----- DATA FOR THIS TASK -----

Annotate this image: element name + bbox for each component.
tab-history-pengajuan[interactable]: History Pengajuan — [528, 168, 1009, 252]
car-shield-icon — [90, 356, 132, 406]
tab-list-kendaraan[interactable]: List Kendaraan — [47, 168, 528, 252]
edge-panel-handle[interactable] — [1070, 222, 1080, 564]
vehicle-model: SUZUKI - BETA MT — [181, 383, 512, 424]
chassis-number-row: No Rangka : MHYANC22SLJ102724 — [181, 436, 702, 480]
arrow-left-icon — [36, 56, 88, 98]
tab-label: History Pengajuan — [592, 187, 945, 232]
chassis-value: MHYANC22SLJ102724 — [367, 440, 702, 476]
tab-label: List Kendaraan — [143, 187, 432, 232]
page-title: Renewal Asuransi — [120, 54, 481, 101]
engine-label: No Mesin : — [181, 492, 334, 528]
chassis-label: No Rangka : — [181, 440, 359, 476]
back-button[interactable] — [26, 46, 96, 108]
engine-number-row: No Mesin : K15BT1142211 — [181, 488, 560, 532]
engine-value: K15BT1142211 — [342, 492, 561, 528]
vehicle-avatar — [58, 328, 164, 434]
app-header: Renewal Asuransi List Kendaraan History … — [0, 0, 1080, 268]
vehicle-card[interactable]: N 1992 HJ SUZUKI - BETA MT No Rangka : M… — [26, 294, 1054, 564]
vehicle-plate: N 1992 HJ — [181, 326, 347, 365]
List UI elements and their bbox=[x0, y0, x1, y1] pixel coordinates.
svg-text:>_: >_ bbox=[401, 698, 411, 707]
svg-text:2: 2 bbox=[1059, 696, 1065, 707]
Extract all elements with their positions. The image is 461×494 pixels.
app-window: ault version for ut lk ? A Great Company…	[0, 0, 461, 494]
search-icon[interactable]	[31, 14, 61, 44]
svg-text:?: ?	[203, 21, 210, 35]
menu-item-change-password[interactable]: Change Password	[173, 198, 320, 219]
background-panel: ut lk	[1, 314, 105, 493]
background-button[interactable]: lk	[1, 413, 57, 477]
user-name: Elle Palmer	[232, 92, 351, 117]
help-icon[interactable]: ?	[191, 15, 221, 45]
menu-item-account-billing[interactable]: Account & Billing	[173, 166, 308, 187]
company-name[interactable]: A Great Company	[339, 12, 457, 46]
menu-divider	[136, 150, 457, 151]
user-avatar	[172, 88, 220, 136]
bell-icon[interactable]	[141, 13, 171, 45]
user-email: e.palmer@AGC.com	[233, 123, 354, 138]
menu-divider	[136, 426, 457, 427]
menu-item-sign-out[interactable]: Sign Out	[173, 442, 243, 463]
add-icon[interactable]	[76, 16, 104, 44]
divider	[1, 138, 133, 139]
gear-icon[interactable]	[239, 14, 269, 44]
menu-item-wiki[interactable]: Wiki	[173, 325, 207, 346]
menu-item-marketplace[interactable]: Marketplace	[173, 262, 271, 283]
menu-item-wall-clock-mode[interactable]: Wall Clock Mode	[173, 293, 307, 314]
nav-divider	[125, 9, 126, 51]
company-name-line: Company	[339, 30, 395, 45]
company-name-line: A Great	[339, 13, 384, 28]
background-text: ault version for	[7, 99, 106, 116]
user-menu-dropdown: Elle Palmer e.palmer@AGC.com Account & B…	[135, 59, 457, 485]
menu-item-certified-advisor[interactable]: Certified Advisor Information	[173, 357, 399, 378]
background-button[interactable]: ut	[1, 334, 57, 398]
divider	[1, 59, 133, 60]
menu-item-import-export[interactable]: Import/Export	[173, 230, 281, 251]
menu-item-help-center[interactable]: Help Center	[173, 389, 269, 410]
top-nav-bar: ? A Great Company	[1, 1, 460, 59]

-----

WORK REQUIRED:
Return every line of the records above verbatim, with no changes.

ANSWER TO THIS PROBLEM:
Annotate this image: element name + bbox for each component.
tab-history-pengajuan[interactable]: History Pengajuan — [528, 168, 1009, 252]
car-shield-icon — [90, 356, 132, 406]
tab-list-kendaraan[interactable]: List Kendaraan — [47, 168, 528, 252]
edge-panel-handle[interactable] — [1070, 222, 1080, 564]
vehicle-model: SUZUKI - BETA MT — [181, 383, 512, 424]
chassis-number-row: No Rangka : MHYANC22SLJ102724 — [181, 436, 702, 480]
arrow-left-icon — [36, 56, 88, 98]
tab-label: History Pengajuan — [592, 187, 945, 232]
chassis-value: MHYANC22SLJ102724 — [367, 440, 702, 476]
tab-label: List Kendaraan — [143, 187, 432, 232]
page-title: Renewal Asuransi — [120, 54, 481, 101]
engine-label: No Mesin : — [181, 492, 334, 528]
chassis-label: No Rangka : — [181, 440, 359, 476]
back-button[interactable] — [26, 46, 96, 108]
engine-number-row: No Mesin : K15BT1142211 — [181, 488, 560, 532]
engine-value: K15BT1142211 — [342, 492, 561, 528]
vehicle-avatar — [58, 328, 164, 434]
app-header: Renewal Asuransi List Kendaraan History … — [0, 0, 1080, 268]
vehicle-card[interactable]: N 1992 HJ SUZUKI - BETA MT No Rangka : M… — [26, 294, 1054, 564]
vehicle-plate: N 1992 HJ — [181, 326, 347, 365]
List UI elements and their bbox=[x0, y0, x1, y1] pixel coordinates.
svg-text:>_: >_ bbox=[401, 698, 411, 707]
svg-text:2: 2 bbox=[1059, 696, 1065, 707]
Extract all elements with their positions. The image is 461×494 pixels.
app-window: ault version for ut lk ? A Great Company…	[0, 0, 461, 494]
search-icon[interactable]	[31, 14, 61, 44]
svg-text:?: ?	[203, 21, 210, 35]
menu-item-change-password[interactable]: Change Password	[173, 198, 320, 219]
background-panel: ut lk	[1, 314, 105, 493]
background-button[interactable]: lk	[1, 413, 57, 477]
user-name: Elle Palmer	[232, 92, 351, 117]
help-icon[interactable]: ?	[191, 15, 221, 45]
menu-item-account-billing[interactable]: Account & Billing	[173, 166, 308, 187]
company-name[interactable]: A Great Company	[339, 12, 457, 46]
menu-divider	[136, 150, 457, 151]
user-avatar	[172, 88, 220, 136]
bell-icon[interactable]	[141, 13, 171, 45]
user-email: e.palmer@AGC.com	[233, 123, 354, 138]
menu-divider	[136, 426, 457, 427]
menu-item-sign-out[interactable]: Sign Out	[173, 442, 243, 463]
add-icon[interactable]	[76, 16, 104, 44]
divider	[1, 138, 133, 139]
gear-icon[interactable]	[239, 14, 269, 44]
menu-item-wiki[interactable]: Wiki	[173, 325, 207, 346]
menu-item-marketplace[interactable]: Marketplace	[173, 262, 271, 283]
menu-item-wall-clock-mode[interactable]: Wall Clock Mode	[173, 293, 307, 314]
nav-divider	[125, 9, 126, 51]
company-name-line: Company	[339, 30, 395, 45]
company-name-line: A Great	[339, 13, 384, 28]
background-text: ault version for	[7, 99, 106, 116]
user-menu-dropdown: Elle Palmer e.palmer@AGC.com Account & B…	[135, 59, 457, 485]
menu-item-certified-advisor[interactable]: Certified Advisor Information	[173, 357, 399, 378]
background-button[interactable]: ut	[1, 334, 57, 398]
divider	[1, 59, 133, 60]
menu-item-import-export[interactable]: Import/Export	[173, 230, 281, 251]
menu-item-help-center[interactable]: Help Center	[173, 389, 269, 410]
top-nav-bar: ? A Great Company	[1, 1, 460, 59]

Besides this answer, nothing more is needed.